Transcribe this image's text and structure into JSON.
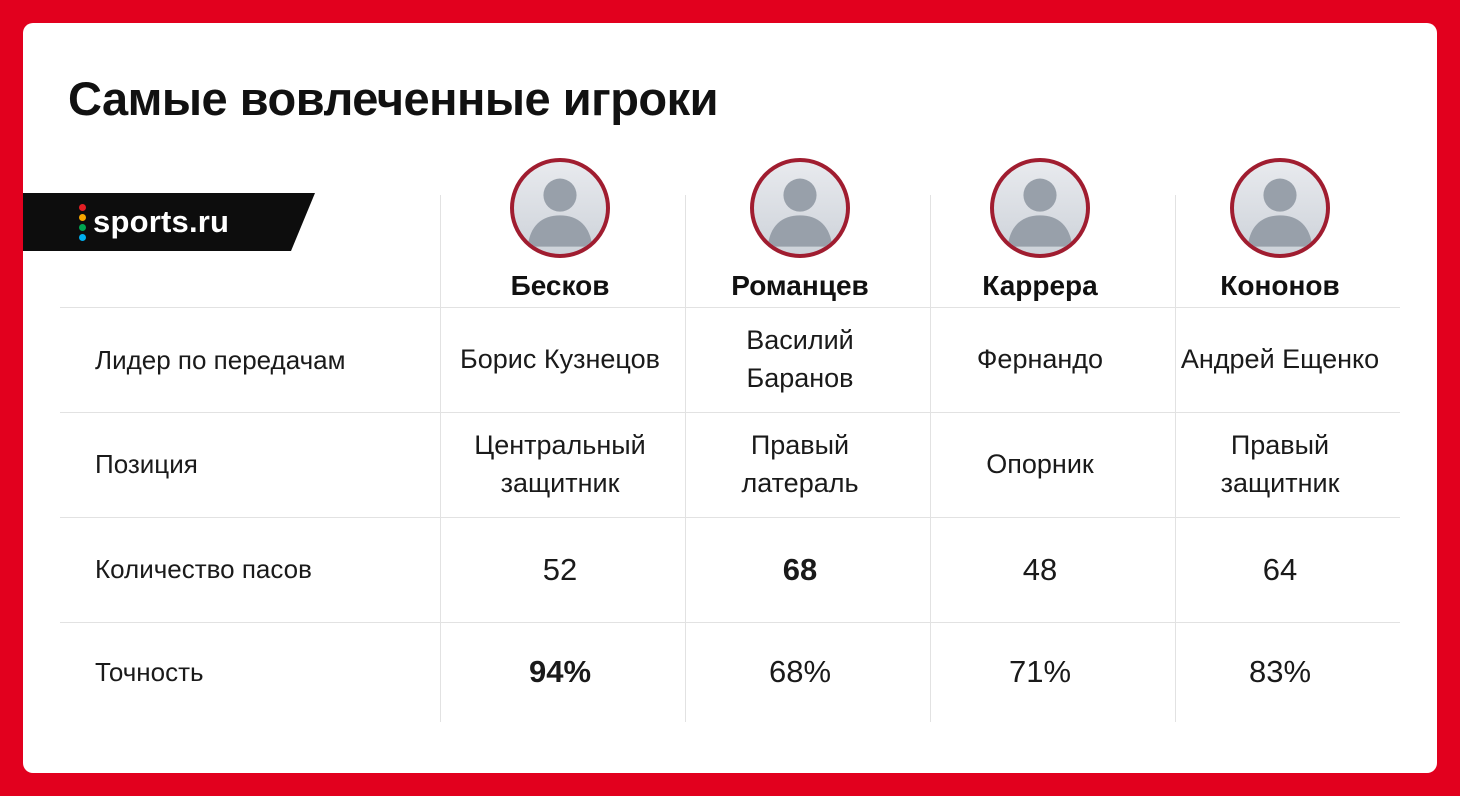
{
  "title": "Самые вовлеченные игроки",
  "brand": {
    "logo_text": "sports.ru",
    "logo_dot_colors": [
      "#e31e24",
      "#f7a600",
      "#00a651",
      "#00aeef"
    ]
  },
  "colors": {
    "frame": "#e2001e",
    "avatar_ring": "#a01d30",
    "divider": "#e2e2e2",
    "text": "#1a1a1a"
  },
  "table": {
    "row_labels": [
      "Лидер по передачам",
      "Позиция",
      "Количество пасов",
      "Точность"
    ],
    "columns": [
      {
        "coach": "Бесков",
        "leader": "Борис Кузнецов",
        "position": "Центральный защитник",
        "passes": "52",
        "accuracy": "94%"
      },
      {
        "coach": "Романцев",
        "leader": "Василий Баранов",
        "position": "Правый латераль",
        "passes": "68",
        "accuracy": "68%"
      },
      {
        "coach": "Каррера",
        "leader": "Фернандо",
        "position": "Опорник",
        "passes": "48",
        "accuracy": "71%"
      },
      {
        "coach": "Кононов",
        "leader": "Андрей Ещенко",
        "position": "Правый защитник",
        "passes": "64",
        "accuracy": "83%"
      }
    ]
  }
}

____

WHAT YOU ARE ASKED TO DO:
Quote each record exactly as it stands, minus the pictures.

RESPONSE BELOW:
Transcribe this image's text and structure into JSON.
{
  "title": "Самые вовлеченные игроки",
  "brand": {
    "logo_text": "sports.ru",
    "logo_dot_colors": [
      "#e31e24",
      "#f7a600",
      "#00a651",
      "#00aeef"
    ]
  },
  "colors": {
    "frame": "#e2001e",
    "avatar_ring": "#a01d30",
    "divider": "#e2e2e2",
    "text": "#1a1a1a"
  },
  "table": {
    "row_labels": [
      "Лидер по передачам",
      "Позиция",
      "Количество пасов",
      "Точность"
    ],
    "columns": [
      {
        "coach": "Бесков",
        "leader": "Борис Кузнецов",
        "position": "Центральный защитник",
        "passes": "52",
        "accuracy": "94%"
      },
      {
        "coach": "Романцев",
        "leader": "Василий Баранов",
        "position": "Правый латераль",
        "passes": "68",
        "accuracy": "68%"
      },
      {
        "coach": "Каррера",
        "leader": "Фернандо",
        "position": "Опорник",
        "passes": "48",
        "accuracy": "71%"
      },
      {
        "coach": "Кононов",
        "leader": "Андрей Ещенко",
        "position": "Правый защитник",
        "passes": "64",
        "accuracy": "83%"
      }
    ]
  }
}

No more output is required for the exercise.